= Material for the task =
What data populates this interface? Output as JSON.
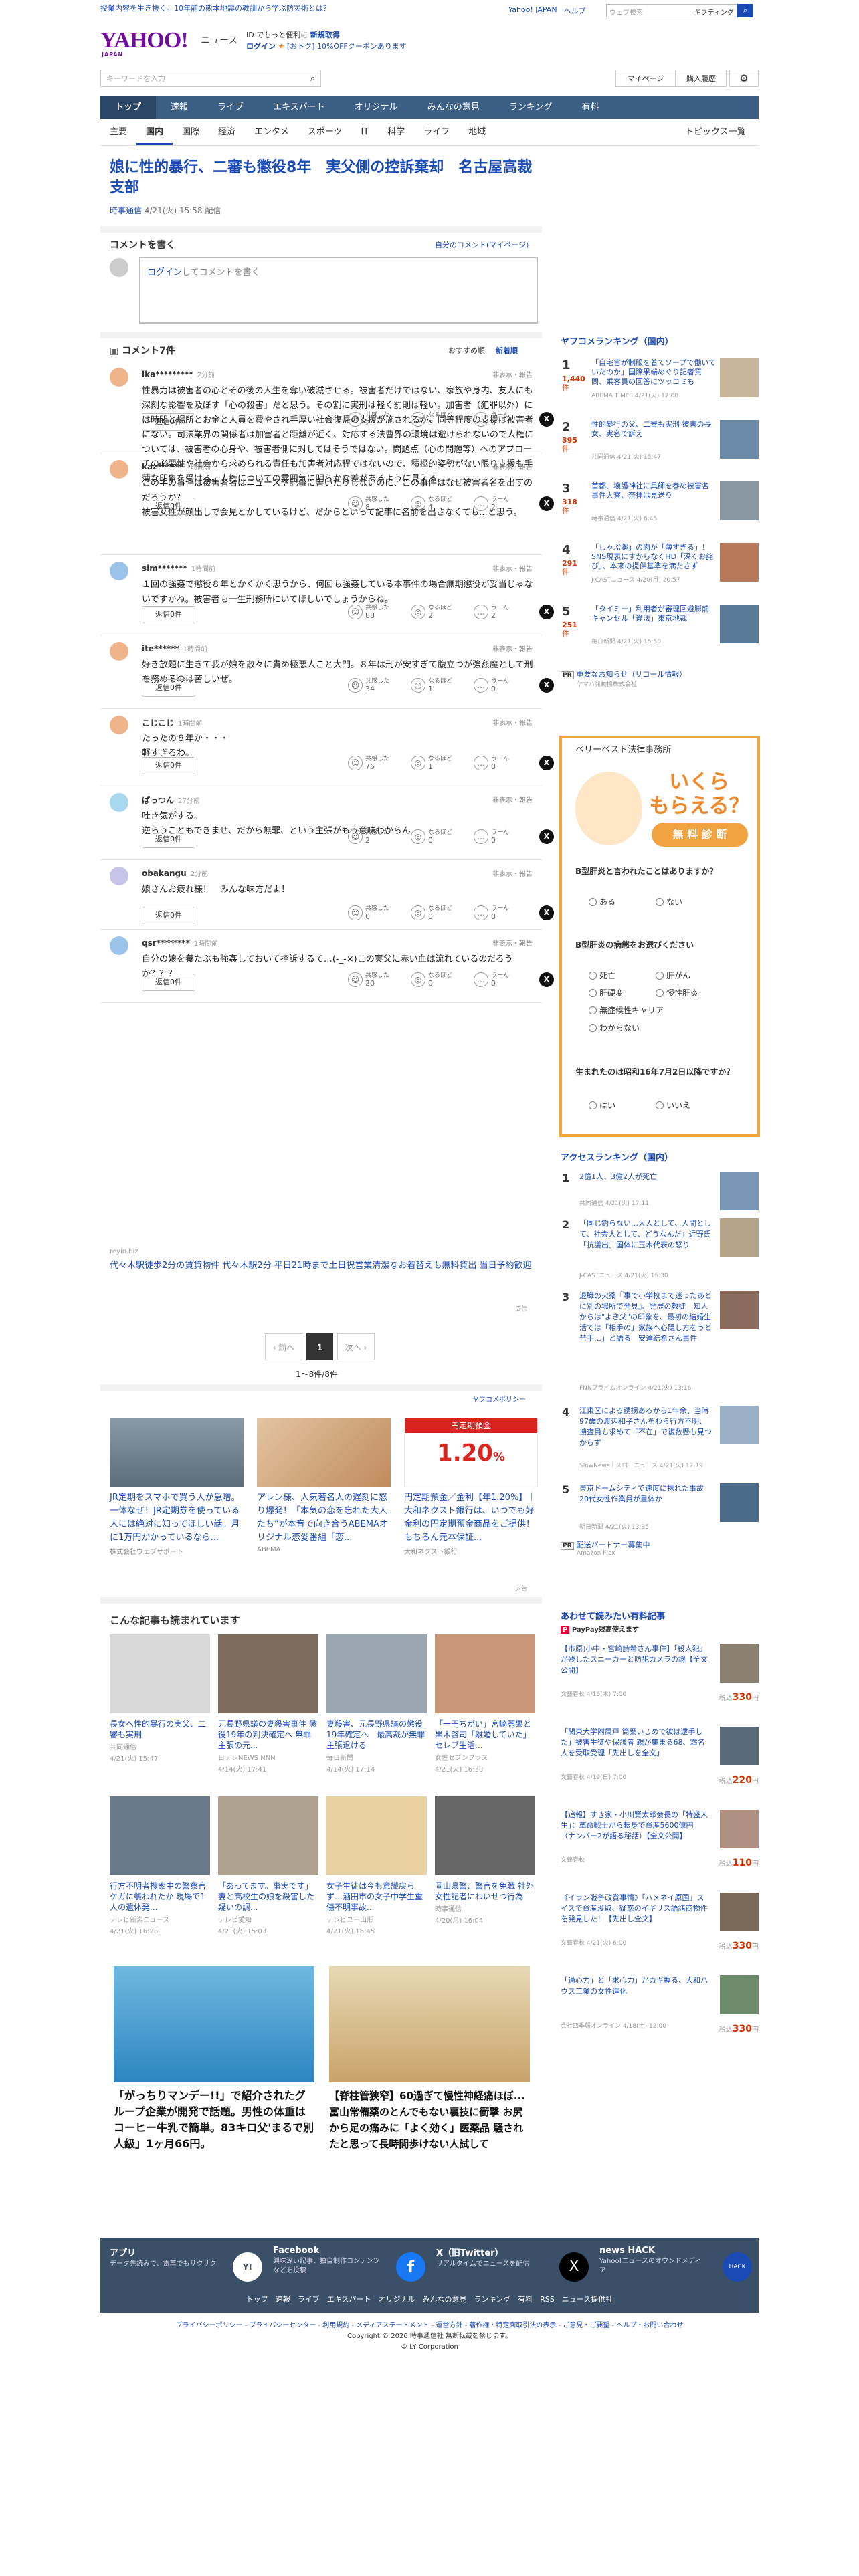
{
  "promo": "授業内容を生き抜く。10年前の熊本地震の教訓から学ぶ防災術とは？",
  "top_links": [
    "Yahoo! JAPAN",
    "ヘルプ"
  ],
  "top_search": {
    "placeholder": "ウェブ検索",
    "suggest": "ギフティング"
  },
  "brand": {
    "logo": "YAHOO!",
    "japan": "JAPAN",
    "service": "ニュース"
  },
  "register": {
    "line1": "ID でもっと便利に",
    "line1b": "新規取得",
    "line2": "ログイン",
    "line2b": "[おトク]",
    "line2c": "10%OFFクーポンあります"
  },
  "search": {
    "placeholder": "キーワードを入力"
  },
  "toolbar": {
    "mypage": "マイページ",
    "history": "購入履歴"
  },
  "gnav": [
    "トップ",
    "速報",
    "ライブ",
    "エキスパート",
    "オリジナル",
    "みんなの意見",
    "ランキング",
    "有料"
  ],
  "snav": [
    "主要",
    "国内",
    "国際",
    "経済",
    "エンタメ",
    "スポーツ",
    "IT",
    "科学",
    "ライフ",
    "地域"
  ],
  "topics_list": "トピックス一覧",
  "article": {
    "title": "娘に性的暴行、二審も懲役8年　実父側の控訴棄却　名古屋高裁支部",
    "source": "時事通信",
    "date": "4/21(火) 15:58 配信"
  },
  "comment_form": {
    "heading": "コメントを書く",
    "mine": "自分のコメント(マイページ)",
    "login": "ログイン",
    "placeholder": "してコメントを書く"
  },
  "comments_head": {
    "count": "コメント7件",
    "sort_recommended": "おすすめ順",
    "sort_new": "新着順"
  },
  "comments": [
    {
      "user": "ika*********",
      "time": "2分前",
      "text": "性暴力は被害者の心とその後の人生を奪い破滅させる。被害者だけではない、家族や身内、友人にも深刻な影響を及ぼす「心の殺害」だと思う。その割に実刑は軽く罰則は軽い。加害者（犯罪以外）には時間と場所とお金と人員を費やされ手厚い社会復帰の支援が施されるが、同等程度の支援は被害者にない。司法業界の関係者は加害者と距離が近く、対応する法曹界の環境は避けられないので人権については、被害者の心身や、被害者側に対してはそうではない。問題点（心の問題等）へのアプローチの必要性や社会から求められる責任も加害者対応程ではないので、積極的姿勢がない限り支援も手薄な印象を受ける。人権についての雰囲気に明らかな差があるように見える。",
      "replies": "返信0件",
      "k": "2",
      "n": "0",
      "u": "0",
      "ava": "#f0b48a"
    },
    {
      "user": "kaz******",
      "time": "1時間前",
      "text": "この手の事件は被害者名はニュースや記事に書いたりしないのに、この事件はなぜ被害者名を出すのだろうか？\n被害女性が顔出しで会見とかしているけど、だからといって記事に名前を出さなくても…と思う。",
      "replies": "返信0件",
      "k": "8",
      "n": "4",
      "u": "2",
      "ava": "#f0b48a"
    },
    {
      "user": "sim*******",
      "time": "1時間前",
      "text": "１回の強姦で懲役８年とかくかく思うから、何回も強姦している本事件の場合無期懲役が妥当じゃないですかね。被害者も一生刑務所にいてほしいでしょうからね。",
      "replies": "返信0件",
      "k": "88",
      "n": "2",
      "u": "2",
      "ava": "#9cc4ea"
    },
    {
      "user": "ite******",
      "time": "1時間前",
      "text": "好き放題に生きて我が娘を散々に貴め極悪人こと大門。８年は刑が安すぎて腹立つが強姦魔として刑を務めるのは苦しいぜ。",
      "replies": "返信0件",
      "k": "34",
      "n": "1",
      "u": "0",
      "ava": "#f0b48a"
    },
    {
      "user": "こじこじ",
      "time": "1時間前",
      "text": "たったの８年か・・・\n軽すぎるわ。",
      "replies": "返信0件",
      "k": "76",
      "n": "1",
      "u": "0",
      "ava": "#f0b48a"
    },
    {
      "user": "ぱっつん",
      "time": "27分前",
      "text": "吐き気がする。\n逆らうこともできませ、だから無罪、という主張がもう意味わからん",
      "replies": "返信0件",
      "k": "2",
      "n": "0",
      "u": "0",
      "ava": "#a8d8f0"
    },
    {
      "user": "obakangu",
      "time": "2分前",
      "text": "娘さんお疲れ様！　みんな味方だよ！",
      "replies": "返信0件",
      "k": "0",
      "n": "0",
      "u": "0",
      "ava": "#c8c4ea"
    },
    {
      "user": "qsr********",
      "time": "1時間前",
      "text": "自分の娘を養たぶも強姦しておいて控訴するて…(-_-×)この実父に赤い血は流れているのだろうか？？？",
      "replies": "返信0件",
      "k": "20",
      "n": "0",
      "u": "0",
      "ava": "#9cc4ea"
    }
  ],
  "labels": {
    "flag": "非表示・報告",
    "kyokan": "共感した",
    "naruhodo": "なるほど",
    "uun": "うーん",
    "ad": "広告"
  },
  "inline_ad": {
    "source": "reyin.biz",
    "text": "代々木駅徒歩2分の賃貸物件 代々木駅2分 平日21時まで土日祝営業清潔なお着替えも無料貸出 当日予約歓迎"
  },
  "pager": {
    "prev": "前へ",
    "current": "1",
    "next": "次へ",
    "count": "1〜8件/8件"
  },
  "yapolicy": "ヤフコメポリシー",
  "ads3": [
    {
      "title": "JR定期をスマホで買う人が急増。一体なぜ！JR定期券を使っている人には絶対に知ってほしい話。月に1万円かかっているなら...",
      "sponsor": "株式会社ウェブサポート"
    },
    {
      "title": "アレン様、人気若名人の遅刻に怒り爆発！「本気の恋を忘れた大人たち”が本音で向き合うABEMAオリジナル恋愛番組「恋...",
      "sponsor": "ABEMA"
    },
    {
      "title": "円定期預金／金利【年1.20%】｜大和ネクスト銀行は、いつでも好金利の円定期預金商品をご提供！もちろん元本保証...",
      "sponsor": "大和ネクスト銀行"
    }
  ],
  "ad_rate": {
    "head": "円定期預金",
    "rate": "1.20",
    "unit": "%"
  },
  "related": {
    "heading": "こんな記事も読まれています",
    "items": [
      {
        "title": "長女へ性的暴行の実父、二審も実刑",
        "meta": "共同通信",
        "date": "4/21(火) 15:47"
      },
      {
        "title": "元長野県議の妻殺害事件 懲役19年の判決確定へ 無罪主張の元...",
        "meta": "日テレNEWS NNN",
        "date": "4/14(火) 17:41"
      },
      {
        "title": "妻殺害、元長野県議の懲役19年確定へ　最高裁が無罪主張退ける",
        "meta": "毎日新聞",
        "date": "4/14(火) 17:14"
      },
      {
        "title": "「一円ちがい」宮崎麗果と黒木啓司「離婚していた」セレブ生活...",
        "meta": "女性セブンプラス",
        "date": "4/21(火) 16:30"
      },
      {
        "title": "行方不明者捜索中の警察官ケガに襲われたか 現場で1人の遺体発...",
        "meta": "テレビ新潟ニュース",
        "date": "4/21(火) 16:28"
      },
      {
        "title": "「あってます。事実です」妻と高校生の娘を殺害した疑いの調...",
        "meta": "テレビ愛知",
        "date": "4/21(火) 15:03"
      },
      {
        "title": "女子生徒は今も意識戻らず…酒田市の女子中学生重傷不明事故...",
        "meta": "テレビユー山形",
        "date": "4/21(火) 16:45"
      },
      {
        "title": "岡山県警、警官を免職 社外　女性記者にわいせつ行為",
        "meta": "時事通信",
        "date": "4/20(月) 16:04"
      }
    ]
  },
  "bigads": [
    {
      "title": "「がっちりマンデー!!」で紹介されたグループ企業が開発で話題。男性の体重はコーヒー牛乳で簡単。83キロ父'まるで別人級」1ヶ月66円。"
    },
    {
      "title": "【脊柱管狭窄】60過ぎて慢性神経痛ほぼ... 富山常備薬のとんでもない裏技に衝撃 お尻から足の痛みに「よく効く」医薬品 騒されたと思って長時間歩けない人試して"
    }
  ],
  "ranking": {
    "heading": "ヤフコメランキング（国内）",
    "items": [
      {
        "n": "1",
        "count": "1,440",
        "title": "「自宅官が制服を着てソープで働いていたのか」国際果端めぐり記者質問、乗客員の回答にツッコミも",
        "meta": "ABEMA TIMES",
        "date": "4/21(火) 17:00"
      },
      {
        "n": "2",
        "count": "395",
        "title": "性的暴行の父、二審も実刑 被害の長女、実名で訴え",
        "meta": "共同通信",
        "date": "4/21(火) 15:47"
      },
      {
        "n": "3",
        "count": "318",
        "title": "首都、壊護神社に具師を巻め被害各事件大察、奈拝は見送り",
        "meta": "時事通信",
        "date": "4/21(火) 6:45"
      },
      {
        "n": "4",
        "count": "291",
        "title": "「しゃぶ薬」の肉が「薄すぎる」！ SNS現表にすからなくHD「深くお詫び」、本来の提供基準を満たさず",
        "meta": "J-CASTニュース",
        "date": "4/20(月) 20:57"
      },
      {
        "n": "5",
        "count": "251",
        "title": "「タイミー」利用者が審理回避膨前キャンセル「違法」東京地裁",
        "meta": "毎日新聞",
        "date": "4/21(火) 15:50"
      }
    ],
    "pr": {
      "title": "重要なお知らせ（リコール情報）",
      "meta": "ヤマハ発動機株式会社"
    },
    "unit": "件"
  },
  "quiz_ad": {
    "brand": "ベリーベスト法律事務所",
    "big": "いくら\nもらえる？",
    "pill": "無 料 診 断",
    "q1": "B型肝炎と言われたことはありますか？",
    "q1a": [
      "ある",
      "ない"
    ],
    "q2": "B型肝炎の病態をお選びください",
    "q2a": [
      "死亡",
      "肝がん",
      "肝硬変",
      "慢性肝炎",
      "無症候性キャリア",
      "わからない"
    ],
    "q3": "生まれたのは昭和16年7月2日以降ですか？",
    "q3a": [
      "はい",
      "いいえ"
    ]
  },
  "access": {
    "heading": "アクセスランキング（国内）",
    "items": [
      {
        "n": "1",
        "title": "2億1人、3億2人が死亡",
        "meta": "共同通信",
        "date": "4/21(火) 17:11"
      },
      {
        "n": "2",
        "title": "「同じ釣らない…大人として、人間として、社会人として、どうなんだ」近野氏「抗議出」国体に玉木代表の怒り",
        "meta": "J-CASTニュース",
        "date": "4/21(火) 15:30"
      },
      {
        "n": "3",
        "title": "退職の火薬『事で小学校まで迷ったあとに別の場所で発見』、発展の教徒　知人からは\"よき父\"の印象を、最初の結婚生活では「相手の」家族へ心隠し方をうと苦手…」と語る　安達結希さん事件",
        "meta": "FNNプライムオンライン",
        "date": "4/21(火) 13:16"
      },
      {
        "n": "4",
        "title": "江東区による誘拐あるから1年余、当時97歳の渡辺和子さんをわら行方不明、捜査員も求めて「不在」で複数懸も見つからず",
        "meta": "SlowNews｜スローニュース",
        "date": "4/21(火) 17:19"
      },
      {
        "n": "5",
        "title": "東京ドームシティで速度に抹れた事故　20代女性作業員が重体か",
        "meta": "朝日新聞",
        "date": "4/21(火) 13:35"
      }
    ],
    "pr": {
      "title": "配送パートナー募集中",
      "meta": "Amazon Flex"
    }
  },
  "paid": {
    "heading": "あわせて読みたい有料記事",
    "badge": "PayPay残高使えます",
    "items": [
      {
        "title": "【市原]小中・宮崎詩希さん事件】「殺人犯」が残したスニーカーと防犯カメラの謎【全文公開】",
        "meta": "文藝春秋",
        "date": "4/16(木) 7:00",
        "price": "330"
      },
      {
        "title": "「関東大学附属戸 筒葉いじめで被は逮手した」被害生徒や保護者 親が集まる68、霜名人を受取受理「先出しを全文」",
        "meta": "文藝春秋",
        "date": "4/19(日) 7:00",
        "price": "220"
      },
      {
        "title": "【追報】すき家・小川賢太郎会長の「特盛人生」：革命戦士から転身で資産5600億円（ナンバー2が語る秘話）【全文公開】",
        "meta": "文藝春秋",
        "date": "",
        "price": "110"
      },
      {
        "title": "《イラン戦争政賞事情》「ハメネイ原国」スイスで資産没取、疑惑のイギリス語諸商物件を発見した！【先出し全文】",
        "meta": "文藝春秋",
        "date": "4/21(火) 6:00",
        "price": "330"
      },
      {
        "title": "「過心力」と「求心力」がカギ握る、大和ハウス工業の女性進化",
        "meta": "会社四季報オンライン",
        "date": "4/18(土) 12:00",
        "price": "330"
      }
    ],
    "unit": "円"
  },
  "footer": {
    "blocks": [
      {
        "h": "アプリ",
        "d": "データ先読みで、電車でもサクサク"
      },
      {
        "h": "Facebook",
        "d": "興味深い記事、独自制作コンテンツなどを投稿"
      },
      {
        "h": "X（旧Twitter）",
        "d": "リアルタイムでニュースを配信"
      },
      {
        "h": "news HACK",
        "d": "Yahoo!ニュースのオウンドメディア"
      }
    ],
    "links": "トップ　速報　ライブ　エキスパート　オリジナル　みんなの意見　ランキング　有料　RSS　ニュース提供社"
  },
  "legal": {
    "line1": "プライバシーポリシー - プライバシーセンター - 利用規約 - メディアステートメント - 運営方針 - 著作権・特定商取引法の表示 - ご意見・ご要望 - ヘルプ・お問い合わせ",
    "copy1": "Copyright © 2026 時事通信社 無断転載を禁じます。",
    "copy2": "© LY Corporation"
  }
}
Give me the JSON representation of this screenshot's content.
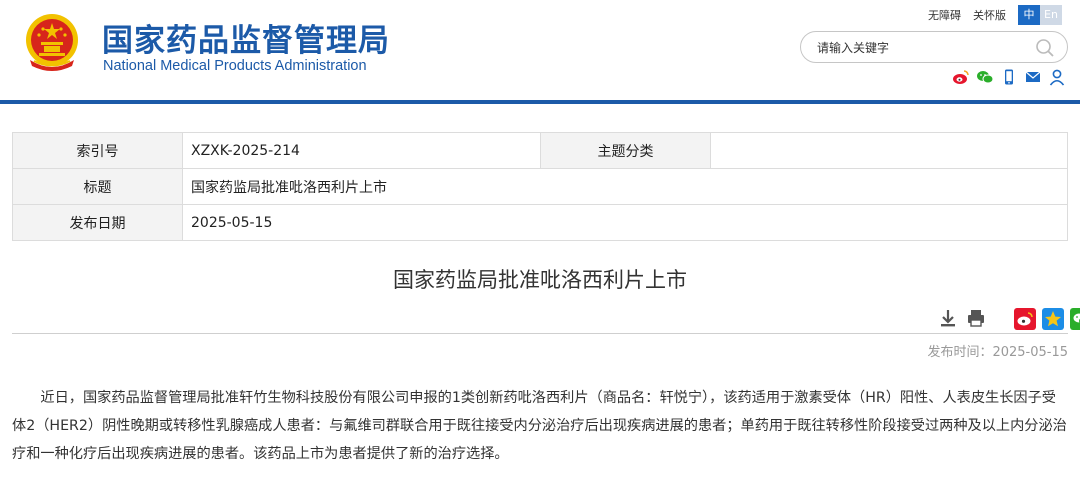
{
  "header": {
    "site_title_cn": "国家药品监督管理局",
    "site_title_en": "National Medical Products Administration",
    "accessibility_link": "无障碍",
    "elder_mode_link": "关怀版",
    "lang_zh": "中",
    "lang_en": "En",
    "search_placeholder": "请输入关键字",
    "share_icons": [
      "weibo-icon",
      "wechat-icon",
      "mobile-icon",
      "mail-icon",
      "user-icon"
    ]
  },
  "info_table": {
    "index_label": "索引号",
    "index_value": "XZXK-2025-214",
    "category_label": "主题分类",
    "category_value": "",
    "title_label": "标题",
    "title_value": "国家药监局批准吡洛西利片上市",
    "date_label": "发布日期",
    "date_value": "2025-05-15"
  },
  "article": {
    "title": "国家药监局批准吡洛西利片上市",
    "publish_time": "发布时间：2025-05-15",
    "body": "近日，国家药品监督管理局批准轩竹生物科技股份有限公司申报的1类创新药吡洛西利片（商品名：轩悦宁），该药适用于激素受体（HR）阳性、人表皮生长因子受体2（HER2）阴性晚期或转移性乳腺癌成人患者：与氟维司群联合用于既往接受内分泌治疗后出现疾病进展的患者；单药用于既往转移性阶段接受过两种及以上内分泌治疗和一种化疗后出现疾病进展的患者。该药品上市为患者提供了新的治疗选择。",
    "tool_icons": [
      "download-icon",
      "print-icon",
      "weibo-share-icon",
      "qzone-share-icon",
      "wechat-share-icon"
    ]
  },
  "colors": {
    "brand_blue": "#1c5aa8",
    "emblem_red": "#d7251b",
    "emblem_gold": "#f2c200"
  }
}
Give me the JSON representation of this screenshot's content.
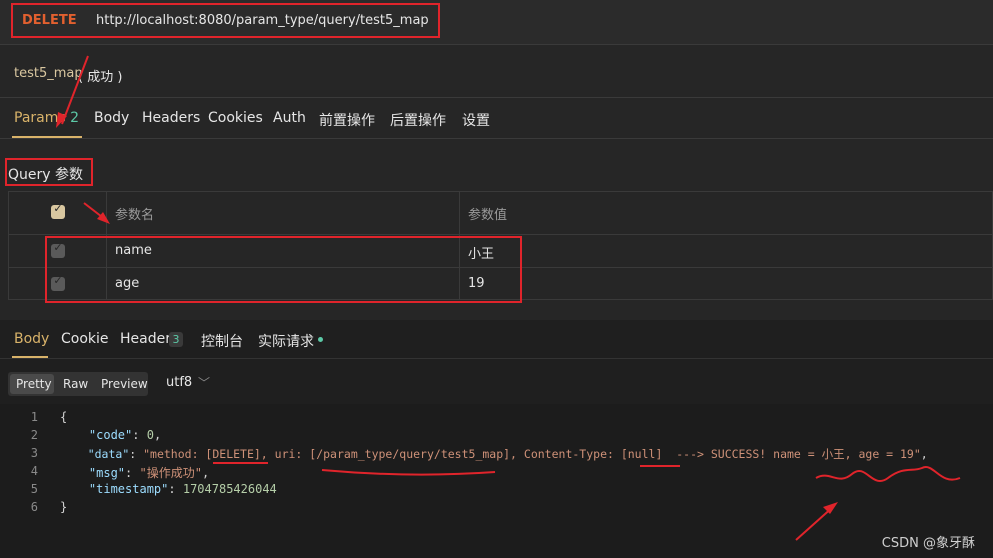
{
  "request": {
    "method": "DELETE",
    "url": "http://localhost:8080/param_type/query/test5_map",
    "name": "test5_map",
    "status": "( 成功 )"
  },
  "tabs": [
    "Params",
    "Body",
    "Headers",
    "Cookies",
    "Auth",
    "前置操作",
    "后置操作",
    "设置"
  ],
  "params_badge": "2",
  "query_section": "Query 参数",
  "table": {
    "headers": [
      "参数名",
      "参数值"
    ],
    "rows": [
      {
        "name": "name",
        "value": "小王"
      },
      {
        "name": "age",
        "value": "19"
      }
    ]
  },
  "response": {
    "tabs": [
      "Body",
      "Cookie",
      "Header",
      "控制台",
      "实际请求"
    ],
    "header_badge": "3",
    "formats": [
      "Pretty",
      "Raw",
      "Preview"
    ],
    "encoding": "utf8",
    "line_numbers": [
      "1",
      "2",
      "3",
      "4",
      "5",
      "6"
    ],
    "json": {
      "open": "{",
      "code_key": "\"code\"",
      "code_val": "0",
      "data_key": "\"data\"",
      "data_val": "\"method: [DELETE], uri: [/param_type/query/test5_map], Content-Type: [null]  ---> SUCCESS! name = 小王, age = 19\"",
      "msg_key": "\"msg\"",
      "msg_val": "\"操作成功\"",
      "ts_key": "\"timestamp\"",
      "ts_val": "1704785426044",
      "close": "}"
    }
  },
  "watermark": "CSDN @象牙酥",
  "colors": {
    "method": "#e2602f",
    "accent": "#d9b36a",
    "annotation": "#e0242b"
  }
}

= What you need to do =
Pull every line holding "二審も実刑" out of the records.

= Exercise solution =
        "title": "長女へ性的暴行の実父、二審も実刑",
        "title": "性的暴行の父、二審も実刑 被害の長女、実名で訴え",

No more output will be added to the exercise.